Start of STORED RECORDS

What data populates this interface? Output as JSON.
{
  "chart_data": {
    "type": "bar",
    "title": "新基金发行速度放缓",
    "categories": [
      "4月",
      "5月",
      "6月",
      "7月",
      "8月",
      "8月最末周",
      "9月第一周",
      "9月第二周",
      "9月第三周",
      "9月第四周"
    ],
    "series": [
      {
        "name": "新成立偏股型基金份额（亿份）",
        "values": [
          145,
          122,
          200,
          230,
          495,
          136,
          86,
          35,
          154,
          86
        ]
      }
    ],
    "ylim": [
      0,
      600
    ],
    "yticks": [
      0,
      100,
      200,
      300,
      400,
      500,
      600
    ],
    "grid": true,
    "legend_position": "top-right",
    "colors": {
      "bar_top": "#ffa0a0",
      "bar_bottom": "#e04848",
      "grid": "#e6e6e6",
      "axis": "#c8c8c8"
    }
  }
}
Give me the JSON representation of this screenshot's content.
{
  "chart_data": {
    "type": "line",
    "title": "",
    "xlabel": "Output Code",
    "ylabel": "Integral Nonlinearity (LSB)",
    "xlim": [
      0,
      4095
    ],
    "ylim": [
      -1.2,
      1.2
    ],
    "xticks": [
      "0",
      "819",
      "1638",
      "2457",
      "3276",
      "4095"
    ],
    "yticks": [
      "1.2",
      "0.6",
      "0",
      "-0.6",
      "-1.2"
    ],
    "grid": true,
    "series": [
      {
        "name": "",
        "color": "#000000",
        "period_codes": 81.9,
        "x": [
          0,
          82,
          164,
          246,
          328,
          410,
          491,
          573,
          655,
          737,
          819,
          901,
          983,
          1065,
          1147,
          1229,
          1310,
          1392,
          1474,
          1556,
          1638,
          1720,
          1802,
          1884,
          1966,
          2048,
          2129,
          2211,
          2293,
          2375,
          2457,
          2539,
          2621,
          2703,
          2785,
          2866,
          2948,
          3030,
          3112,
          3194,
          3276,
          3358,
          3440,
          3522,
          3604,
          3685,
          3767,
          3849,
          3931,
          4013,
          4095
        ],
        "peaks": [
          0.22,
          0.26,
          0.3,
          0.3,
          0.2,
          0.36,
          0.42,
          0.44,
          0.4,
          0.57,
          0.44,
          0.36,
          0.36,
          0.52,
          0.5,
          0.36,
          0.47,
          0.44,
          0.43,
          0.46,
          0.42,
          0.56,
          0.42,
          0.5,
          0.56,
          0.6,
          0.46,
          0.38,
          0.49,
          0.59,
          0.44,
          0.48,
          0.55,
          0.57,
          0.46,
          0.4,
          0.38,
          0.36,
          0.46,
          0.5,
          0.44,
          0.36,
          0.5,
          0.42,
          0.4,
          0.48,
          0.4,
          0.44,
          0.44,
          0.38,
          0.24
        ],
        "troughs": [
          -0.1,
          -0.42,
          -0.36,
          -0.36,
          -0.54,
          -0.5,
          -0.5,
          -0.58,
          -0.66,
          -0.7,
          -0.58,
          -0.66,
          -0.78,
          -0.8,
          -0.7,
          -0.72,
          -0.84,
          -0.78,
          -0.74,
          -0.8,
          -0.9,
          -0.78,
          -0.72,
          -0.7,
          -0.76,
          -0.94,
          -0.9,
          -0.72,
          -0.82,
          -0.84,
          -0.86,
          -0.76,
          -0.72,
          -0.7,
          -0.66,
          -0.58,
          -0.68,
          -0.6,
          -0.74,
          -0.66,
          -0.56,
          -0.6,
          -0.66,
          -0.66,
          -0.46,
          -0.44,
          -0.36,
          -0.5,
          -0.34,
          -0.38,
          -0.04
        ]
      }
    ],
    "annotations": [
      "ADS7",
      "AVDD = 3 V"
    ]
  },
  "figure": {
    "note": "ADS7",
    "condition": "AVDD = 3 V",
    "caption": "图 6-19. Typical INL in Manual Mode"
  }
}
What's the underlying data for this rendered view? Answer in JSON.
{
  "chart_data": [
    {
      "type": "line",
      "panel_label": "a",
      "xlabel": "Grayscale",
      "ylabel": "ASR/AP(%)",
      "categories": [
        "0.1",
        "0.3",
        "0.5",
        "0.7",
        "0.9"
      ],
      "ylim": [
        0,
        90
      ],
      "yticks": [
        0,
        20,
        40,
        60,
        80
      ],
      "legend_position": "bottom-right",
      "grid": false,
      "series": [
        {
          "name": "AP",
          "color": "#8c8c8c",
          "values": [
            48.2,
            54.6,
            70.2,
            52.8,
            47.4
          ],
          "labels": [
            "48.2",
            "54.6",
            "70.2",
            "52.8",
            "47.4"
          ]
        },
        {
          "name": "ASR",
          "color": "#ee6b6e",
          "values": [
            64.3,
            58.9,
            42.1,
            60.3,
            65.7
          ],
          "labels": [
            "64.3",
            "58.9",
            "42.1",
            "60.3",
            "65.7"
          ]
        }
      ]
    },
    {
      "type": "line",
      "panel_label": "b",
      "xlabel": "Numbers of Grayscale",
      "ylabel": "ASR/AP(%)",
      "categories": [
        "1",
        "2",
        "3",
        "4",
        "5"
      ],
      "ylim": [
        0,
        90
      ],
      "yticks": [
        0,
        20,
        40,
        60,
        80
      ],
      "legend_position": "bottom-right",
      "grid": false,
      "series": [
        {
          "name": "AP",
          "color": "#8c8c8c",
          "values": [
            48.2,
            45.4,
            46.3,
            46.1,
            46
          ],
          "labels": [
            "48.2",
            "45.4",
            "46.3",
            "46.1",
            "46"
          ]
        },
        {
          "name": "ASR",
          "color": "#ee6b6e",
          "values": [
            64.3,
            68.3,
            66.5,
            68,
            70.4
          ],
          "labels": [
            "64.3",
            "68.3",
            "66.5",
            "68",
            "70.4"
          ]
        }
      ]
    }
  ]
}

End of STORED RECORDS

■ **WHAT NEEDS TO BE DONE**
Extract all of the data above without altering anything.

■ **ANSWER TO THIS PROBLEM**
What data populates this interface? Output as JSON.
{
  "chart_data": {
    "type": "bar",
    "title": "新基金发行速度放缓",
    "categories": [
      "4月",
      "5月",
      "6月",
      "7月",
      "8月",
      "8月最末周",
      "9月第一周",
      "9月第二周",
      "9月第三周",
      "9月第四周"
    ],
    "series": [
      {
        "name": "新成立偏股型基金份额（亿份）",
        "values": [
          145,
          122,
          200,
          230,
          495,
          136,
          86,
          35,
          154,
          86
        ]
      }
    ],
    "ylim": [
      0,
      600
    ],
    "yticks": [
      0,
      100,
      200,
      300,
      400,
      500,
      600
    ],
    "grid": true,
    "legend_position": "top-right",
    "colors": {
      "bar_top": "#ffa0a0",
      "bar_bottom": "#e04848",
      "grid": "#e6e6e6",
      "axis": "#c8c8c8"
    }
  }
}
Give me the JSON representation of this screenshot's content.
{
  "chart_data": {
    "type": "line",
    "title": "",
    "xlabel": "Output Code",
    "ylabel": "Integral Nonlinearity (LSB)",
    "xlim": [
      0,
      4095
    ],
    "ylim": [
      -1.2,
      1.2
    ],
    "xticks": [
      "0",
      "819",
      "1638",
      "2457",
      "3276",
      "4095"
    ],
    "yticks": [
      "1.2",
      "0.6",
      "0",
      "-0.6",
      "-1.2"
    ],
    "grid": true,
    "series": [
      {
        "name": "",
        "color": "#000000",
        "period_codes": 81.9,
        "x": [
          0,
          82,
          164,
          246,
          328,
          410,
          491,
          573,
          655,
          737,
          819,
          901,
          983,
          1065,
          1147,
          1229,
          1310,
          1392,
          1474,
          1556,
          1638,
          1720,
          1802,
          1884,
          1966,
          2048,
          2129,
          2211,
          2293,
          2375,
          2457,
          2539,
          2621,
          2703,
          2785,
          2866,
          2948,
          3030,
          3112,
          3194,
          3276,
          3358,
          3440,
          3522,
          3604,
          3685,
          3767,
          3849,
          3931,
          4013,
          4095
        ],
        "peaks": [
          0.22,
          0.26,
          0.3,
          0.3,
          0.2,
          0.36,
          0.42,
          0.44,
          0.4,
          0.57,
          0.44,
          0.36,
          0.36,
          0.52,
          0.5,
          0.36,
          0.47,
          0.44,
          0.43,
          0.46,
          0.42,
          0.56,
          0.42,
          0.5,
          0.56,
          0.6,
          0.46,
          0.38,
          0.49,
          0.59,
          0.44,
          0.48,
          0.55,
          0.57,
          0.46,
          0.4,
          0.38,
          0.36,
          0.46,
          0.5,
          0.44,
          0.36,
          0.5,
          0.42,
          0.4,
          0.48,
          0.4,
          0.44,
          0.44,
          0.38,
          0.24
        ],
        "troughs": [
          -0.1,
          -0.42,
          -0.36,
          -0.36,
          -0.54,
          -0.5,
          -0.5,
          -0.58,
          -0.66,
          -0.7,
          -0.58,
          -0.66,
          -0.78,
          -0.8,
          -0.7,
          -0.72,
          -0.84,
          -0.78,
          -0.74,
          -0.8,
          -0.9,
          -0.78,
          -0.72,
          -0.7,
          -0.76,
          -0.94,
          -0.9,
          -0.72,
          -0.82,
          -0.84,
          -0.86,
          -0.76,
          -0.72,
          -0.7,
          -0.66,
          -0.58,
          -0.68,
          -0.6,
          -0.74,
          -0.66,
          -0.56,
          -0.6,
          -0.66,
          -0.66,
          -0.46,
          -0.44,
          -0.36,
          -0.5,
          -0.34,
          -0.38,
          -0.04
        ]
      }
    ],
    "annotations": [
      "ADS7",
      "AVDD = 3 V"
    ]
  },
  "figure": {
    "note": "ADS7",
    "condition": "AVDD = 3 V",
    "caption": "图 6-19. Typical INL in Manual Mode"
  }
}
What's the underlying data for this rendered view? Answer in JSON.
{
  "chart_data": [
    {
      "type": "line",
      "panel_label": "a",
      "xlabel": "Grayscale",
      "ylabel": "ASR/AP(%)",
      "categories": [
        "0.1",
        "0.3",
        "0.5",
        "0.7",
        "0.9"
      ],
      "ylim": [
        0,
        90
      ],
      "yticks": [
        0,
        20,
        40,
        60,
        80
      ],
      "legend_position": "bottom-right",
      "grid": false,
      "series": [
        {
          "name": "AP",
          "color": "#8c8c8c",
          "values": [
            48.2,
            54.6,
            70.2,
            52.8,
            47.4
          ],
          "labels": [
            "48.2",
            "54.6",
            "70.2",
            "52.8",
            "47.4"
          ]
        },
        {
          "name": "ASR",
          "color": "#ee6b6e",
          "values": [
            64.3,
            58.9,
            42.1,
            60.3,
            65.7
          ],
          "labels": [
            "64.3",
            "58.9",
            "42.1",
            "60.3",
            "65.7"
          ]
        }
      ]
    },
    {
      "type": "line",
      "panel_label": "b",
      "xlabel": "Numbers of Grayscale",
      "ylabel": "ASR/AP(%)",
      "categories": [
        "1",
        "2",
        "3",
        "4",
        "5"
      ],
      "ylim": [
        0,
        90
      ],
      "yticks": [
        0,
        20,
        40,
        60,
        80
      ],
      "legend_position": "bottom-right",
      "grid": false,
      "series": [
        {
          "name": "AP",
          "color": "#8c8c8c",
          "values": [
            48.2,
            45.4,
            46.3,
            46.1,
            46
          ],
          "labels": [
            "48.2",
            "45.4",
            "46.3",
            "46.1",
            "46"
          ]
        },
        {
          "name": "ASR",
          "color": "#ee6b6e",
          "values": [
            64.3,
            68.3,
            66.5,
            68,
            70.4
          ],
          "labels": [
            "64.3",
            "68.3",
            "66.5",
            "68",
            "70.4"
          ]
        }
      ]
    }
  ]
}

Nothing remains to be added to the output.